[START The input]

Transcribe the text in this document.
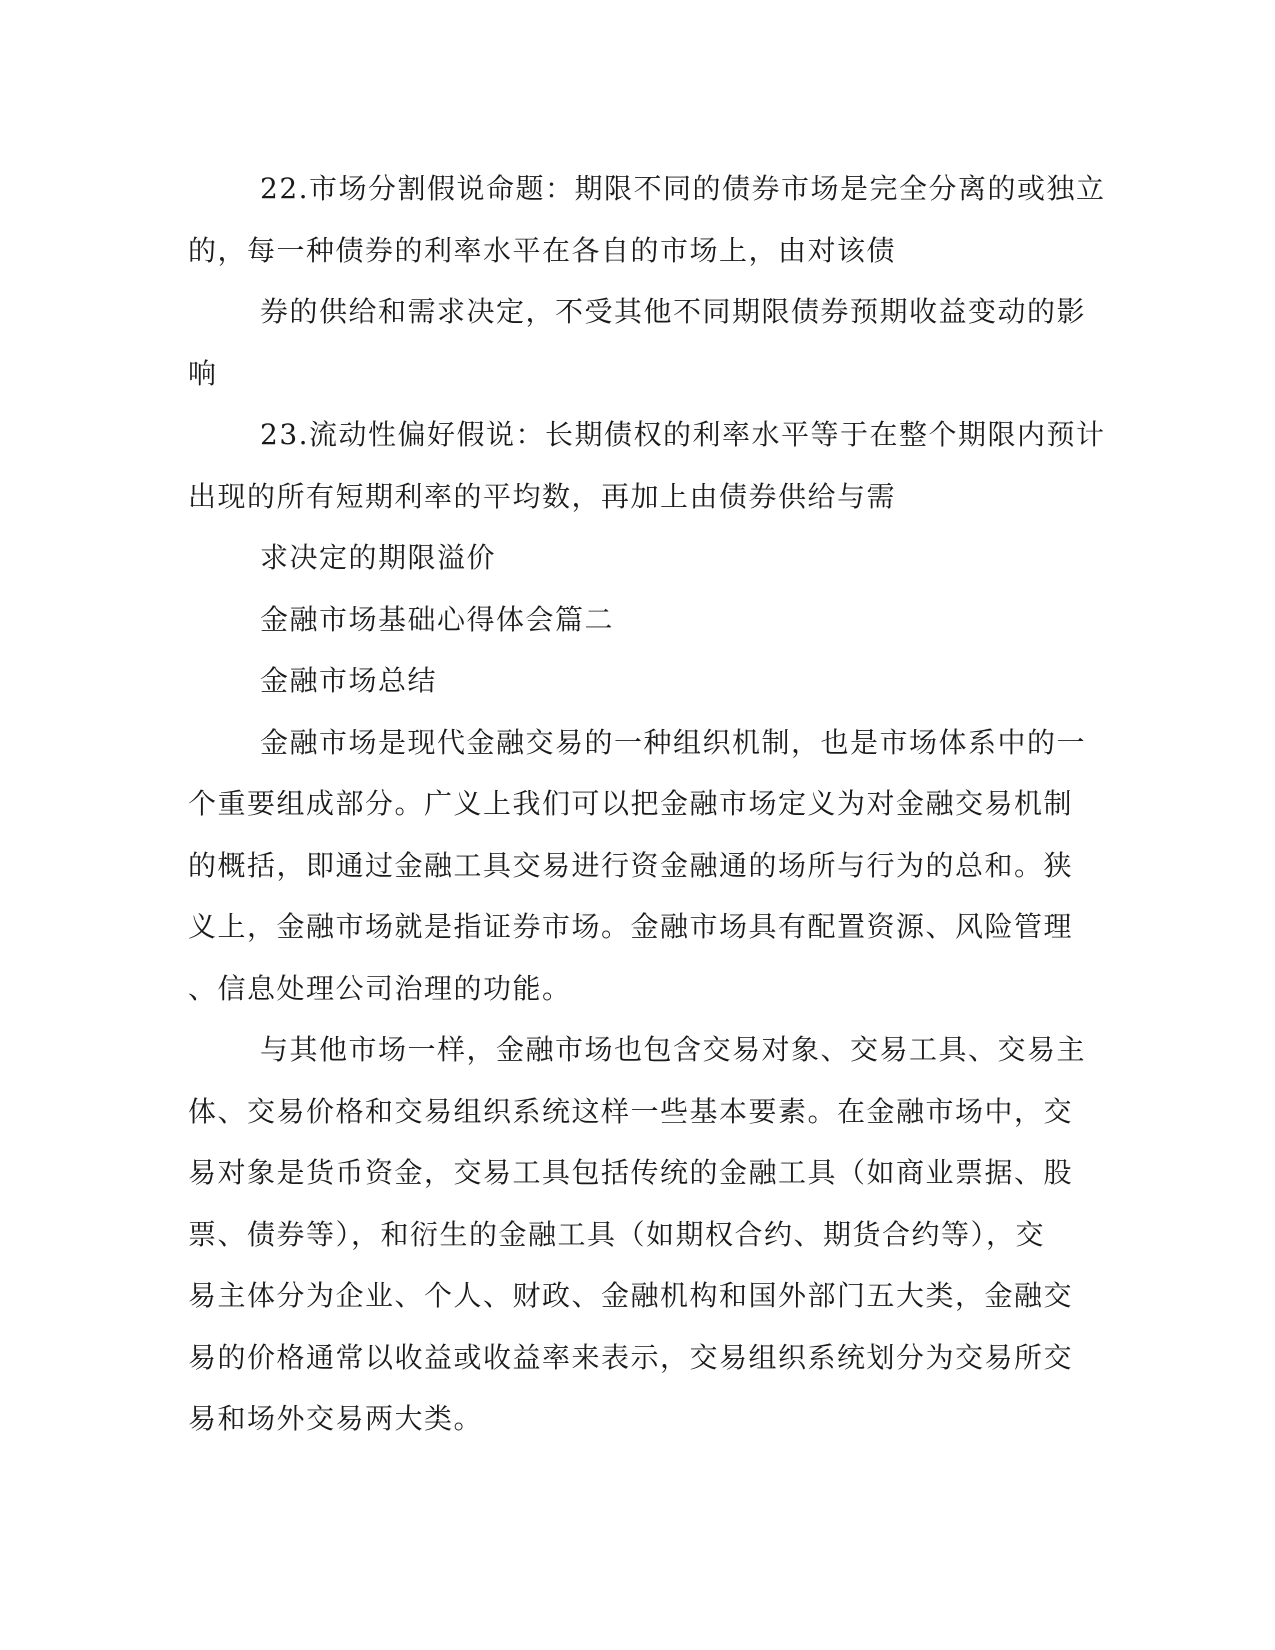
22.市场分割假说命题：期限不同的债券市场是完全分离的或独立
的，每一种债券的利率水平在各自的市场上，由对该债
券的供给和需求决定，不受其他不同期限债券预期收益变动的影
响
23.流动性偏好假说：长期债权的利率水平等于在整个期限内预计
出现的所有短期利率的平均数，再加上由债券供给与需
求决定的期限溢价
金融市场基础心得体会篇二
金融市场总结
金融市场是现代金融交易的一种组织机制，也是市场体系中的一
个重要组成部分。广义上我们可以把金融市场定义为对金融交易机制
的概括，即通过金融工具交易进行资金融通的场所与行为的总和。狭
义上，金融市场就是指证券市场。金融市场具有配置资源、风险管理
、信息处理公司治理的功能。
与其他市场一样，金融市场也包含交易对象、交易工具、交易主
体、交易价格和交易组织系统这样一些基本要素。在金融市场中，交
易对象是货币资金，交易工具包括传统的金融工具（如商业票据、股
票、债券等），和衍生的金融工具（如期权合约、期货合约等），交
易主体分为企业、个人、财政、金融机构和国外部门五大类，金融交
易的价格通常以收益或收益率来表示，交易组织系统划分为交易所交
易和场外交易两大类。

[END The input]

Every record above must be given again exactly; drop the pictures.

**Result below**.
Transcribe the text in this document.
22.市场分割假说命题：期限不同的债券市场是完全分离的或独立
的，每一种债券的利率水平在各自的市场上，由对该债
券的供给和需求决定，不受其他不同期限债券预期收益变动的影
响
23.流动性偏好假说：长期债权的利率水平等于在整个期限内预计
出现的所有短期利率的平均数，再加上由债券供给与需
求决定的期限溢价
金融市场基础心得体会篇二
金融市场总结
金融市场是现代金融交易的一种组织机制，也是市场体系中的一
个重要组成部分。广义上我们可以把金融市场定义为对金融交易机制
的概括，即通过金融工具交易进行资金融通的场所与行为的总和。狭
义上，金融市场就是指证券市场。金融市场具有配置资源、风险管理
、信息处理公司治理的功能。
与其他市场一样，金融市场也包含交易对象、交易工具、交易主
体、交易价格和交易组织系统这样一些基本要素。在金融市场中，交
易对象是货币资金，交易工具包括传统的金融工具（如商业票据、股
票、债券等），和衍生的金融工具（如期权合约、期货合约等），交
易主体分为企业、个人、财政、金融机构和国外部门五大类，金融交
易的价格通常以收益或收益率来表示，交易组织系统划分为交易所交
易和场外交易两大类。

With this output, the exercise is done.